» **YOUR TASK**:
Pick out every line in the items below that contains the string "entry", and copy each one.

━━ RECORDS ━━

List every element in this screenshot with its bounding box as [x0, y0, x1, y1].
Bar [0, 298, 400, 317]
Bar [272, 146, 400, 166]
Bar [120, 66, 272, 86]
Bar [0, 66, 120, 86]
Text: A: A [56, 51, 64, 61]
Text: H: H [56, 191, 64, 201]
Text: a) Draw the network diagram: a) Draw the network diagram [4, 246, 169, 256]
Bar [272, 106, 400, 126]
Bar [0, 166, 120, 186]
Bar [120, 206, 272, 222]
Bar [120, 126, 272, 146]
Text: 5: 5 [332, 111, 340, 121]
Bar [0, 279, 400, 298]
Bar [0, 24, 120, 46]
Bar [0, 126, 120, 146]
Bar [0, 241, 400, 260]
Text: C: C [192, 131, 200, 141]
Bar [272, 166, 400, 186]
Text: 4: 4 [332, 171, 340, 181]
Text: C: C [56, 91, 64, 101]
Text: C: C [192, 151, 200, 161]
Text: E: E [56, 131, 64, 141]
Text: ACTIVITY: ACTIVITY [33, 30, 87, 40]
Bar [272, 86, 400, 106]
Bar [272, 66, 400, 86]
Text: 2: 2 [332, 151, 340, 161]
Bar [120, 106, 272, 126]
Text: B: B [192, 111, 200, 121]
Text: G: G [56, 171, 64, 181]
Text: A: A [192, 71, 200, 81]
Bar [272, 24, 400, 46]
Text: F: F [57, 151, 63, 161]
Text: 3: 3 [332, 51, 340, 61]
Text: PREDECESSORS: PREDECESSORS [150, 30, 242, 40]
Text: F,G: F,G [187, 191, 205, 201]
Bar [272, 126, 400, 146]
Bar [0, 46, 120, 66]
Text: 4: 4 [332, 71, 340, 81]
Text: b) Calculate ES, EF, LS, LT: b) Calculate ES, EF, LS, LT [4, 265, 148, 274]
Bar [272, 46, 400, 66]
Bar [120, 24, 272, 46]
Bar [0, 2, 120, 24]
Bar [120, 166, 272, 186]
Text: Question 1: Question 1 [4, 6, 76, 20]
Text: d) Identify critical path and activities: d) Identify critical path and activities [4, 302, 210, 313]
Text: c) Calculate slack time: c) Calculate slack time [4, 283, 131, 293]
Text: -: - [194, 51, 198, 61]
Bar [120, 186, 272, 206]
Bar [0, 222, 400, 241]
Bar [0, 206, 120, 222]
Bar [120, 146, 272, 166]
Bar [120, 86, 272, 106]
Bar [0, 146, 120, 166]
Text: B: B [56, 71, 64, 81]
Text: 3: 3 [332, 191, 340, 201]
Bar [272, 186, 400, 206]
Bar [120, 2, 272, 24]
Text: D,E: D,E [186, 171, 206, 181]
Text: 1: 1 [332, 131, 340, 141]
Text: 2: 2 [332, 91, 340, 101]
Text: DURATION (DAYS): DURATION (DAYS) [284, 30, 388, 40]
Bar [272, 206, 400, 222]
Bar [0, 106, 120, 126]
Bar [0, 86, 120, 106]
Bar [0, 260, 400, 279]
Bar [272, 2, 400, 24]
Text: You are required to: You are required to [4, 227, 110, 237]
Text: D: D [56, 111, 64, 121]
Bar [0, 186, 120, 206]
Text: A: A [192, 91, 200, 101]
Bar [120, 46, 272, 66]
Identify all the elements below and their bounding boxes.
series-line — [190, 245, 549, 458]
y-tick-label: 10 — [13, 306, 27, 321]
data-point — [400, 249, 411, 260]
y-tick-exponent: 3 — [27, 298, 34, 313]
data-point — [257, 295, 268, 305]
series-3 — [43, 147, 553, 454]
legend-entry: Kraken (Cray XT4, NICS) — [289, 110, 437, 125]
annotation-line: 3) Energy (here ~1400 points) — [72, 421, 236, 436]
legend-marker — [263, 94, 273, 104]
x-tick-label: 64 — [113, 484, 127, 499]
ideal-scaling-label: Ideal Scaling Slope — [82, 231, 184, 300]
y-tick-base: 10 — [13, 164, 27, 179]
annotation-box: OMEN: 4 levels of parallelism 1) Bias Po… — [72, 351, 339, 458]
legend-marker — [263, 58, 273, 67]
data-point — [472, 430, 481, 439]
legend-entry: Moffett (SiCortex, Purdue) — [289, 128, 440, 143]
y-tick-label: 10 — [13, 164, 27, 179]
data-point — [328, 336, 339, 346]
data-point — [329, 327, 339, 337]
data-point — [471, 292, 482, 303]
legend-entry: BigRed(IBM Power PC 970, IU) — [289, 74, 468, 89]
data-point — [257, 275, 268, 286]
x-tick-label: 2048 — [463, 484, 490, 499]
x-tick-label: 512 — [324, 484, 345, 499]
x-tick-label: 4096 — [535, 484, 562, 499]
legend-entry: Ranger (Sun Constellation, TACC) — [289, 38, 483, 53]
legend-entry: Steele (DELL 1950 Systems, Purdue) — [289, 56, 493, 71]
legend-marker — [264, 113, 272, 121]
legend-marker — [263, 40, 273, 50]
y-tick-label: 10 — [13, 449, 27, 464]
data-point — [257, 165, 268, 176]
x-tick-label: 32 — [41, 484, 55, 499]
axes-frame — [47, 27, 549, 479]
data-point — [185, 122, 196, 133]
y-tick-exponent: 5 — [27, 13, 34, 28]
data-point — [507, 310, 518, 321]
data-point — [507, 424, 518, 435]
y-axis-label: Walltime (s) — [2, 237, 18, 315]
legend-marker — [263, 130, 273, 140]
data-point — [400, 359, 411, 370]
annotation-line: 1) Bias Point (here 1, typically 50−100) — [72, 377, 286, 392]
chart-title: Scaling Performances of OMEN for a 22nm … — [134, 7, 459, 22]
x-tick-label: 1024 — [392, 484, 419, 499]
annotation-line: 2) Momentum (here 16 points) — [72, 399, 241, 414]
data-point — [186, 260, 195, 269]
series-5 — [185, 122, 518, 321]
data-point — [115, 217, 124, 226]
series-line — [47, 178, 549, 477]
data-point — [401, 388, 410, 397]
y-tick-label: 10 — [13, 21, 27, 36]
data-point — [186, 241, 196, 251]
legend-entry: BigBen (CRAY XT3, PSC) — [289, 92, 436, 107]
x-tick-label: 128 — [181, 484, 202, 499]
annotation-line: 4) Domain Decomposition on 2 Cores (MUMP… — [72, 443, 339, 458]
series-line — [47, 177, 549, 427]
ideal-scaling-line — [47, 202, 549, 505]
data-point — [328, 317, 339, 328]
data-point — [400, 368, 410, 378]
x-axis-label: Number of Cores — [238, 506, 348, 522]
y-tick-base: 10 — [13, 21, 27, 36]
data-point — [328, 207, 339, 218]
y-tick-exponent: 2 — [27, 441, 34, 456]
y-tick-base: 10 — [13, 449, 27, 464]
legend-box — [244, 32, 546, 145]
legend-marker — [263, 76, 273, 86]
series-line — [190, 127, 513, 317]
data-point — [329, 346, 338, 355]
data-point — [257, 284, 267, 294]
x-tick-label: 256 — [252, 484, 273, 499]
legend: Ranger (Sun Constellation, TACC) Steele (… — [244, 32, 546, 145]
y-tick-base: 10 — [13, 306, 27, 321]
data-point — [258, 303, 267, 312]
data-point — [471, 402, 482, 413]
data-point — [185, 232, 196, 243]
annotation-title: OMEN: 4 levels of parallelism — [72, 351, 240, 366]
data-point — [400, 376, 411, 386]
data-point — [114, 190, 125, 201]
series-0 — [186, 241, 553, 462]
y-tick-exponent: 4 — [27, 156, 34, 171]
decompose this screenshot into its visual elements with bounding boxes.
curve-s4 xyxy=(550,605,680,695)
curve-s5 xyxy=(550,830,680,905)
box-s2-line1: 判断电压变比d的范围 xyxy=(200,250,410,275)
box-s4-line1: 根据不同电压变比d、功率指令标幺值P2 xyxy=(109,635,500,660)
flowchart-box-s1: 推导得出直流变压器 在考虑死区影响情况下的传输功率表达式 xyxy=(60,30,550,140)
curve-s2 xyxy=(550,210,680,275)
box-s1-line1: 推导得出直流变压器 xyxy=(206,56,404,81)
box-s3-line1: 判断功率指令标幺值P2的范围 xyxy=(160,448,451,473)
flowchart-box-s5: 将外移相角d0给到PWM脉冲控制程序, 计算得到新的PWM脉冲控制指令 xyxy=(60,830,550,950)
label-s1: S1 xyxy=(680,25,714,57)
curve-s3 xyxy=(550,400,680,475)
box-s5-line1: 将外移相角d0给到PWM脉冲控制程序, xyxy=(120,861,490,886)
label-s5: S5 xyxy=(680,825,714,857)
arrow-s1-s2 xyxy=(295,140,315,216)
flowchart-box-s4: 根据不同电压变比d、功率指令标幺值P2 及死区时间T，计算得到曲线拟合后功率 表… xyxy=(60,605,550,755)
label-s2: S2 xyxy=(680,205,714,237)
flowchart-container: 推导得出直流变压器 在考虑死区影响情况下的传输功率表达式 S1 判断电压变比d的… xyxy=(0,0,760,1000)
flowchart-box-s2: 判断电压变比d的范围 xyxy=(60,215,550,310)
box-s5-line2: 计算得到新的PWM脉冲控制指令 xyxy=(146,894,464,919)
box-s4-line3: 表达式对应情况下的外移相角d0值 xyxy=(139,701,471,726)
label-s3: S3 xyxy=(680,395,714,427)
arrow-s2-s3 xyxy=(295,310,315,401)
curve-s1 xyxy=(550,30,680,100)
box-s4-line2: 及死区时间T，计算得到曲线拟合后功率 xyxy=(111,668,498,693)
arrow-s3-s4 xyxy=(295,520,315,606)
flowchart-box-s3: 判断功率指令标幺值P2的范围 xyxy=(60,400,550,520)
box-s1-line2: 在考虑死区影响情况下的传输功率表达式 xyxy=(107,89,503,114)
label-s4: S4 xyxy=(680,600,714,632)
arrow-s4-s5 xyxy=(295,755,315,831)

━━━

» **SOLUTION TO THIS PROBLEM**:
legend-entry: Kraken (Cray XT4, NICS) — [289, 110, 437, 125]
legend-entry: Moffett (SiCortex, Purdue) — [289, 128, 440, 143]
legend-entry: BigRed(IBM Power PC 970, IU) — [289, 74, 468, 89]
legend-entry: Ranger (Sun Constellation, TACC) — [289, 38, 483, 53]
legend-entry: Steele (DELL 1950 Systems, Purdue) — [289, 56, 493, 71]
legend-entry: BigBen (CRAY XT3, PSC) — [289, 92, 436, 107]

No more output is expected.